Check each line of the entries below for the string "仔鱼丰度" and state how many lines have it, with no other text.

══ Material supplied

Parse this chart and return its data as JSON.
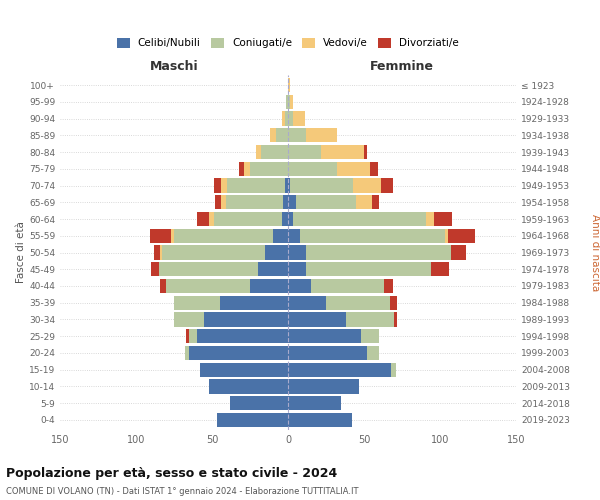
{
  "age_groups": [
    "0-4",
    "5-9",
    "10-14",
    "15-19",
    "20-24",
    "25-29",
    "30-34",
    "35-39",
    "40-44",
    "45-49",
    "50-54",
    "55-59",
    "60-64",
    "65-69",
    "70-74",
    "75-79",
    "80-84",
    "85-89",
    "90-94",
    "95-99",
    "100+"
  ],
  "birth_years": [
    "2019-2023",
    "2014-2018",
    "2009-2013",
    "2004-2008",
    "1999-2003",
    "1994-1998",
    "1989-1993",
    "1984-1988",
    "1979-1983",
    "1974-1978",
    "1969-1973",
    "1964-1968",
    "1959-1963",
    "1954-1958",
    "1949-1953",
    "1944-1948",
    "1939-1943",
    "1934-1938",
    "1929-1933",
    "1924-1928",
    "≤ 1923"
  ],
  "male": {
    "celibi": [
      47,
      38,
      52,
      58,
      65,
      60,
      55,
      45,
      25,
      20,
      15,
      10,
      4,
      3,
      2,
      0,
      0,
      0,
      0,
      0,
      0
    ],
    "coniugati": [
      0,
      0,
      0,
      0,
      3,
      5,
      20,
      30,
      55,
      65,
      68,
      65,
      45,
      38,
      38,
      25,
      18,
      8,
      2,
      1,
      0
    ],
    "vedovi": [
      0,
      0,
      0,
      0,
      0,
      0,
      0,
      0,
      0,
      0,
      1,
      2,
      3,
      3,
      4,
      4,
      3,
      4,
      2,
      0,
      0
    ],
    "divorziati": [
      0,
      0,
      0,
      0,
      0,
      2,
      0,
      0,
      4,
      5,
      4,
      14,
      8,
      4,
      5,
      3,
      0,
      0,
      0,
      0,
      0
    ]
  },
  "female": {
    "nubili": [
      42,
      35,
      47,
      68,
      52,
      48,
      38,
      25,
      15,
      12,
      12,
      8,
      3,
      5,
      1,
      0,
      0,
      0,
      0,
      0,
      0
    ],
    "coniugate": [
      0,
      0,
      0,
      3,
      8,
      12,
      32,
      42,
      48,
      82,
      95,
      95,
      88,
      40,
      42,
      32,
      22,
      12,
      3,
      1,
      0
    ],
    "vedove": [
      0,
      0,
      0,
      0,
      0,
      0,
      0,
      0,
      0,
      0,
      0,
      2,
      5,
      10,
      18,
      22,
      28,
      20,
      8,
      2,
      1
    ],
    "divorziate": [
      0,
      0,
      0,
      0,
      0,
      0,
      2,
      5,
      6,
      12,
      10,
      18,
      12,
      5,
      8,
      5,
      2,
      0,
      0,
      0,
      0
    ]
  },
  "colors": {
    "celibi": "#4a72a8",
    "coniugati": "#b8c9a0",
    "vedovi": "#f5c97a",
    "divorziati": "#c0392b"
  },
  "title": "Popolazione per età, sesso e stato civile - 2024",
  "subtitle": "COMUNE DI VOLANO (TN) - Dati ISTAT 1° gennaio 2024 - Elaborazione TUTTITALIA.IT",
  "xlabel_left": "Maschi",
  "xlabel_right": "Femmine",
  "ylabel_left": "Fasce di età",
  "ylabel_right": "Anni di nascita",
  "xlim": 150,
  "background_color": "#ffffff",
  "legend_labels": [
    "Celibi/Nubili",
    "Coniugati/e",
    "Vedovi/e",
    "Divorziati/e"
  ],
  "grid_color": "#cccccc",
  "bar_height": 0.85
}
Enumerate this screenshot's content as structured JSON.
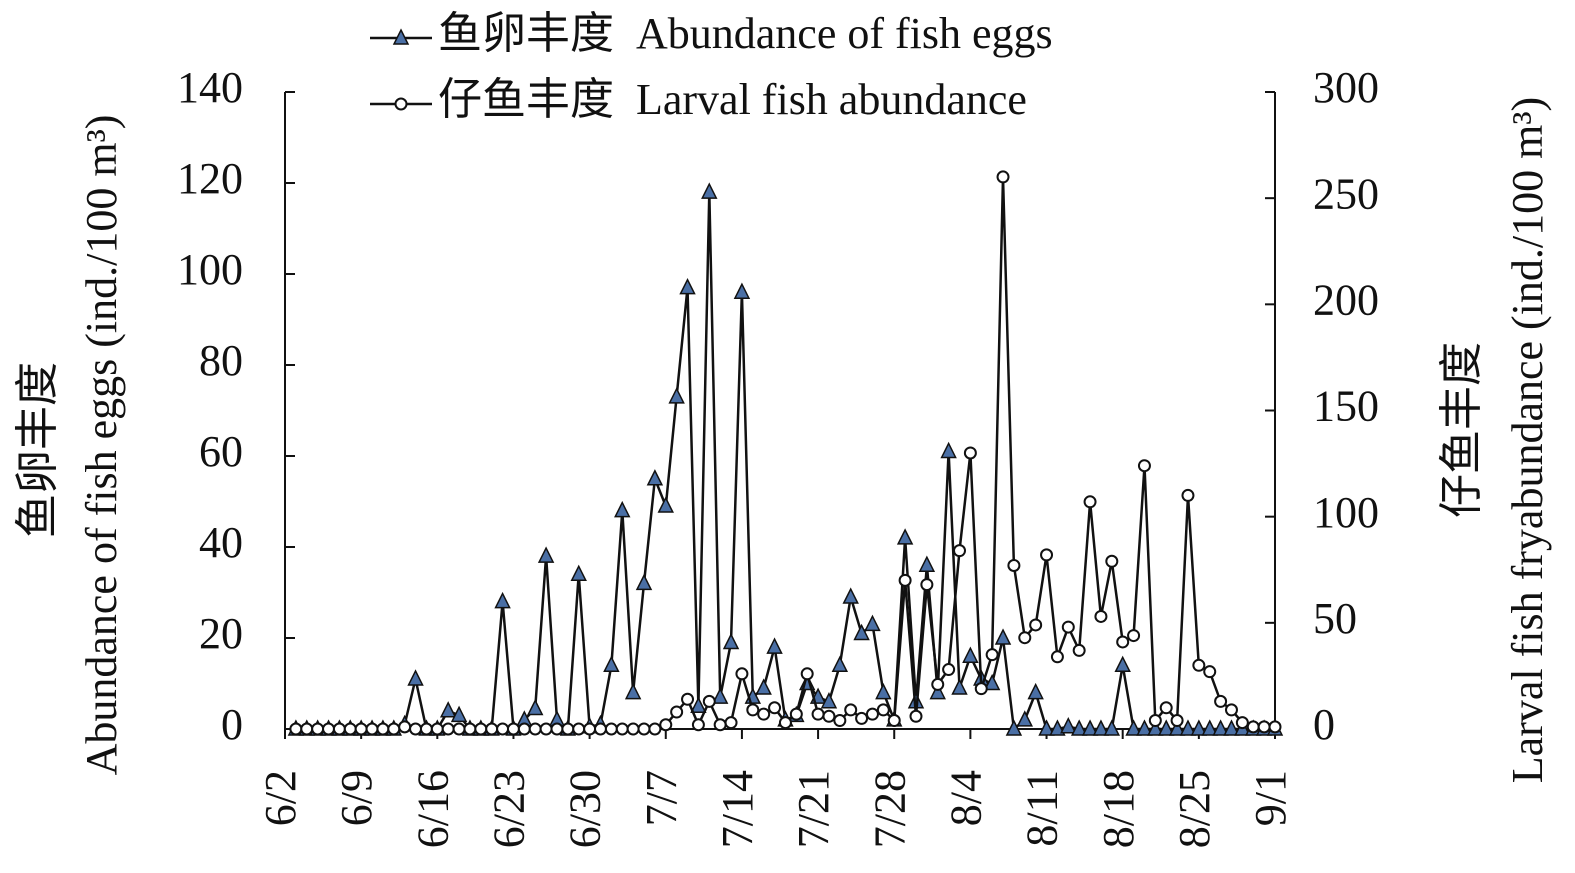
{
  "chart_data": {
    "type": "line",
    "y_label_cn": "鱼卵丰度",
    "y_label": "Abundance of fish eggs (ind./100 m³)",
    "y2_label_cn": "仔鱼丰度",
    "y2_label": "Larval fish fryabundance (ind./100 m³)",
    "categories": [
      "6/2",
      null,
      null,
      null,
      null,
      null,
      null,
      "6/9",
      null,
      null,
      null,
      null,
      null,
      null,
      "6/16",
      null,
      null,
      null,
      null,
      null,
      null,
      "6/23",
      null,
      null,
      null,
      null,
      null,
      null,
      "6/30",
      null,
      null,
      null,
      null,
      null,
      null,
      "7/7",
      null,
      null,
      null,
      null,
      null,
      null,
      "7/14",
      null,
      null,
      null,
      null,
      null,
      null,
      "7/21",
      null,
      null,
      null,
      null,
      null,
      null,
      "7/28",
      null,
      null,
      null,
      null,
      null,
      null,
      "8/4",
      null,
      null,
      null,
      null,
      null,
      null,
      "8/11",
      null,
      null,
      null,
      null,
      null,
      null,
      "8/18",
      null,
      null,
      null,
      null,
      null,
      null,
      "8/25",
      null,
      null,
      null,
      null,
      null,
      null,
      "9/1"
    ],
    "series": [
      {
        "name": "鱼卵丰度  Abundance of fish eggs",
        "color": "#4a6fa5",
        "marker": "triangle",
        "axis": "y",
        "values": [
          null,
          0,
          0,
          0,
          0,
          0,
          0,
          0,
          0,
          0,
          0,
          1,
          11,
          0,
          0,
          4,
          3,
          0,
          0,
          0,
          28,
          0,
          2,
          4.5,
          38,
          2,
          0,
          34,
          0.5,
          1,
          14,
          48,
          8,
          32,
          55,
          49,
          73,
          97,
          5,
          118,
          7,
          19,
          96,
          7,
          9,
          18,
          2,
          3,
          10,
          7,
          6,
          14,
          29,
          21,
          23,
          8,
          2,
          42,
          6,
          36,
          8,
          61,
          9,
          16,
          11,
          10,
          20,
          0,
          2,
          8,
          0,
          0,
          0.5,
          0,
          0,
          0,
          0,
          14,
          0,
          0,
          0,
          0,
          0,
          0,
          0,
          0,
          0,
          0,
          0,
          0,
          0,
          0
        ]
      },
      {
        "name": "仔鱼丰度  Larval fish abundance",
        "color": "#ffffff",
        "marker": "circle",
        "axis": "y2",
        "values": [
          null,
          0,
          0,
          0,
          0,
          0,
          0,
          0,
          0,
          0,
          0,
          1,
          0,
          0,
          0,
          0,
          0,
          0,
          0,
          0,
          0,
          0,
          0,
          0,
          0,
          0,
          0,
          0,
          0,
          0,
          0,
          0,
          0,
          0,
          0,
          2,
          8,
          14,
          2,
          13,
          2,
          3,
          26,
          9,
          7,
          10,
          3,
          7,
          26,
          7,
          6,
          4,
          9,
          5,
          7,
          9,
          4,
          70,
          6,
          68,
          21,
          28,
          84,
          130,
          19,
          35,
          260,
          77,
          43,
          49,
          82,
          34,
          48,
          37,
          107,
          53,
          79,
          41,
          44,
          124,
          4,
          10,
          4,
          110,
          30,
          27,
          13,
          9,
          3,
          1,
          1,
          1
        ]
      }
    ],
    "ylim": [
      0,
      140
    ],
    "yticks": [
      0,
      20,
      40,
      60,
      80,
      100,
      120,
      140
    ],
    "y2lim": [
      0,
      300
    ],
    "y2ticks": [
      0,
      50,
      100,
      150,
      200,
      250,
      300
    ],
    "legend": "top",
    "grid": false
  }
}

════

### Output for this exercise
2